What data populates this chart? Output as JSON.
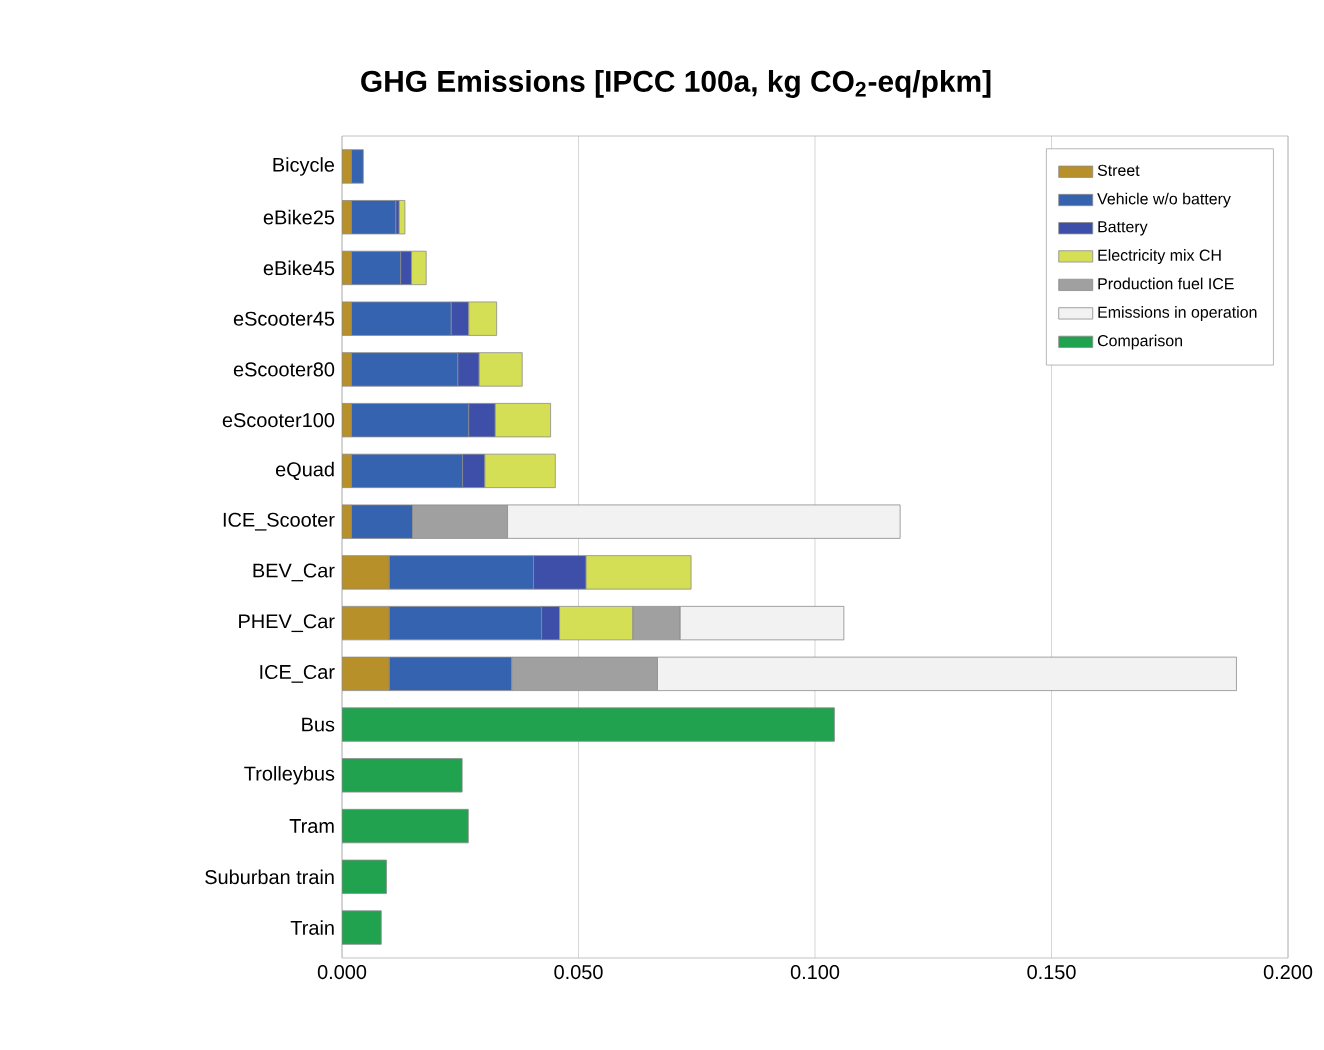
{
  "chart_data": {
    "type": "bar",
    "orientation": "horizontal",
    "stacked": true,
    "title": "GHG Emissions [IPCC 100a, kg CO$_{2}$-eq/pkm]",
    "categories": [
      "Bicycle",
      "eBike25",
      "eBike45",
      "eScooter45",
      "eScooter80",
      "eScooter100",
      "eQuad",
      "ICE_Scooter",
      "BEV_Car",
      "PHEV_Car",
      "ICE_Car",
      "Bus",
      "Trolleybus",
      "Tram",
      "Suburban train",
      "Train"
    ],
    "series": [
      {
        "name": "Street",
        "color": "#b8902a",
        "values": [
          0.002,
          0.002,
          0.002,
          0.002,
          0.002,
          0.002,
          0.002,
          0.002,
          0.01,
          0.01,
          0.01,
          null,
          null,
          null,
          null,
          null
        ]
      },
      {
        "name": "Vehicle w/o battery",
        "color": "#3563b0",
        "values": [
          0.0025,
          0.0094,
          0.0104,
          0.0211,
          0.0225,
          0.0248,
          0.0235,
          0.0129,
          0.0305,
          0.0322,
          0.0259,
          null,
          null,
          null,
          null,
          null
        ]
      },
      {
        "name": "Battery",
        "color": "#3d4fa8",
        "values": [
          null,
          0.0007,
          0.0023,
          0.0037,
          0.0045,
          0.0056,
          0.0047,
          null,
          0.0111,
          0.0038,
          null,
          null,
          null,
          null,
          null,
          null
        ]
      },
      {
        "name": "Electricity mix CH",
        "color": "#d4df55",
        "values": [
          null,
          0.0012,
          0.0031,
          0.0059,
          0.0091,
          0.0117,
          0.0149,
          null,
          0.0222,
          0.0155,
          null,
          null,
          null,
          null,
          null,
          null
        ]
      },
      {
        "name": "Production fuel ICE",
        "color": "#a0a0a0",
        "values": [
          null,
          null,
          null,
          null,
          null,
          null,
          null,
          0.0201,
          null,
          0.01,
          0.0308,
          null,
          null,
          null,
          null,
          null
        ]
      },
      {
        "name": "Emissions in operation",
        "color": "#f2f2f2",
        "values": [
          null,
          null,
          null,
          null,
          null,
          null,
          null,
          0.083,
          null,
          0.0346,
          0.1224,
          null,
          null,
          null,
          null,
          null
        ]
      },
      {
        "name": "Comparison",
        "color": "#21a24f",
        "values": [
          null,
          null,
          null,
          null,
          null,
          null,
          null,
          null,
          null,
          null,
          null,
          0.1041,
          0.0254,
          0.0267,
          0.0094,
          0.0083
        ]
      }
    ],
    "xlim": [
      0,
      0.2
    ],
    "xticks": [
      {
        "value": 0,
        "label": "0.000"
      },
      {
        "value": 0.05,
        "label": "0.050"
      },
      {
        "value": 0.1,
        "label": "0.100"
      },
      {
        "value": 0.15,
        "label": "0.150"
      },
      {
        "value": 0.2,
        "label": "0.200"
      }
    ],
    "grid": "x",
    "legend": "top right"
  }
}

※

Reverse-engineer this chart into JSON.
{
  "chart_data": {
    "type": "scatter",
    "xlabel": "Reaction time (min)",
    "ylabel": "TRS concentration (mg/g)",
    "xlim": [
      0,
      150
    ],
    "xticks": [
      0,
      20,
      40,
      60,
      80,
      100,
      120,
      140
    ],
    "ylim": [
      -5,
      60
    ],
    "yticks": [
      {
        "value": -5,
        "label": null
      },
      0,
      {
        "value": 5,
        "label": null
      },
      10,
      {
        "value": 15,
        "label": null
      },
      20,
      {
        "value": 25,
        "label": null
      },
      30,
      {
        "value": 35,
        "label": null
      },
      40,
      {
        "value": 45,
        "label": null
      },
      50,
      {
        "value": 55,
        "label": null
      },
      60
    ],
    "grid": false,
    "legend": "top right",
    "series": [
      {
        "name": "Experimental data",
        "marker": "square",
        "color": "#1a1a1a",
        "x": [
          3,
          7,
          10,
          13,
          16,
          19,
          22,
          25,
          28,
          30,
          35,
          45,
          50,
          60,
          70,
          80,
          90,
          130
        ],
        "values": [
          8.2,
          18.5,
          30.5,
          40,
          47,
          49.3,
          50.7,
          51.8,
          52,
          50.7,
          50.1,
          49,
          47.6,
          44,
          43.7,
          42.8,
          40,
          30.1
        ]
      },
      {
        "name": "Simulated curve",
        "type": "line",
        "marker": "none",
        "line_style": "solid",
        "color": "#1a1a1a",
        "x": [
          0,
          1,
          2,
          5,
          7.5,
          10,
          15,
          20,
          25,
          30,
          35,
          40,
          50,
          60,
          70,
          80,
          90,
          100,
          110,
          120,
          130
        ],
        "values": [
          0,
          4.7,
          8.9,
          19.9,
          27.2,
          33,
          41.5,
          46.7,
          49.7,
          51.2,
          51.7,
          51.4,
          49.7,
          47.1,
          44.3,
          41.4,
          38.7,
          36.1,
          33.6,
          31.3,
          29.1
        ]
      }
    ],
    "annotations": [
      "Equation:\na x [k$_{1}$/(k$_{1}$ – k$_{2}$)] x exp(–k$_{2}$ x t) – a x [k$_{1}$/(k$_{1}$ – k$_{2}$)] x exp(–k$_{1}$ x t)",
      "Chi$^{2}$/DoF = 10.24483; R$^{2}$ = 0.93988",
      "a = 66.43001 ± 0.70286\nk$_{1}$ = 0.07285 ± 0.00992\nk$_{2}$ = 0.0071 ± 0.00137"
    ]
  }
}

※

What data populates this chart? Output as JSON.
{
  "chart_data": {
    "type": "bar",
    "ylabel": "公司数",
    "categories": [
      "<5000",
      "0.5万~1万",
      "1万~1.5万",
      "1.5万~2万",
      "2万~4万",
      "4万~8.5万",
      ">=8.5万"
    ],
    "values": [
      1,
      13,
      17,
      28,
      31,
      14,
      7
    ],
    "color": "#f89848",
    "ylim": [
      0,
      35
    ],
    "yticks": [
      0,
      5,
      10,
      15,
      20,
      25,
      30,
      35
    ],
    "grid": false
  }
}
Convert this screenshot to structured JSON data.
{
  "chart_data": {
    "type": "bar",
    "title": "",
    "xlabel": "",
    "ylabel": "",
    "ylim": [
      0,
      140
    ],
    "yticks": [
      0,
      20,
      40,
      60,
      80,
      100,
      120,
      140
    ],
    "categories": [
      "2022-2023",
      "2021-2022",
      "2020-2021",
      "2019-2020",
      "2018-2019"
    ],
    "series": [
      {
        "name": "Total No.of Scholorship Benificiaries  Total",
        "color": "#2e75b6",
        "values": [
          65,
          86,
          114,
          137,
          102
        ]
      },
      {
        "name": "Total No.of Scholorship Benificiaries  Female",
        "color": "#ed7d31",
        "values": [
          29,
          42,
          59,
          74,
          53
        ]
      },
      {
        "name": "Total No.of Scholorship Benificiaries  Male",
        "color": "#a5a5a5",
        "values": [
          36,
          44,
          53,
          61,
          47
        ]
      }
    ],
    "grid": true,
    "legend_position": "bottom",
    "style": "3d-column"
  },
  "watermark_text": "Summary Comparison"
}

※

» **WHAT TO WORK ON**: Of all the lines in the listing above, how many contain the word "Scholorship"? Answer with the number alone.

» **FULL ANSWER**: 3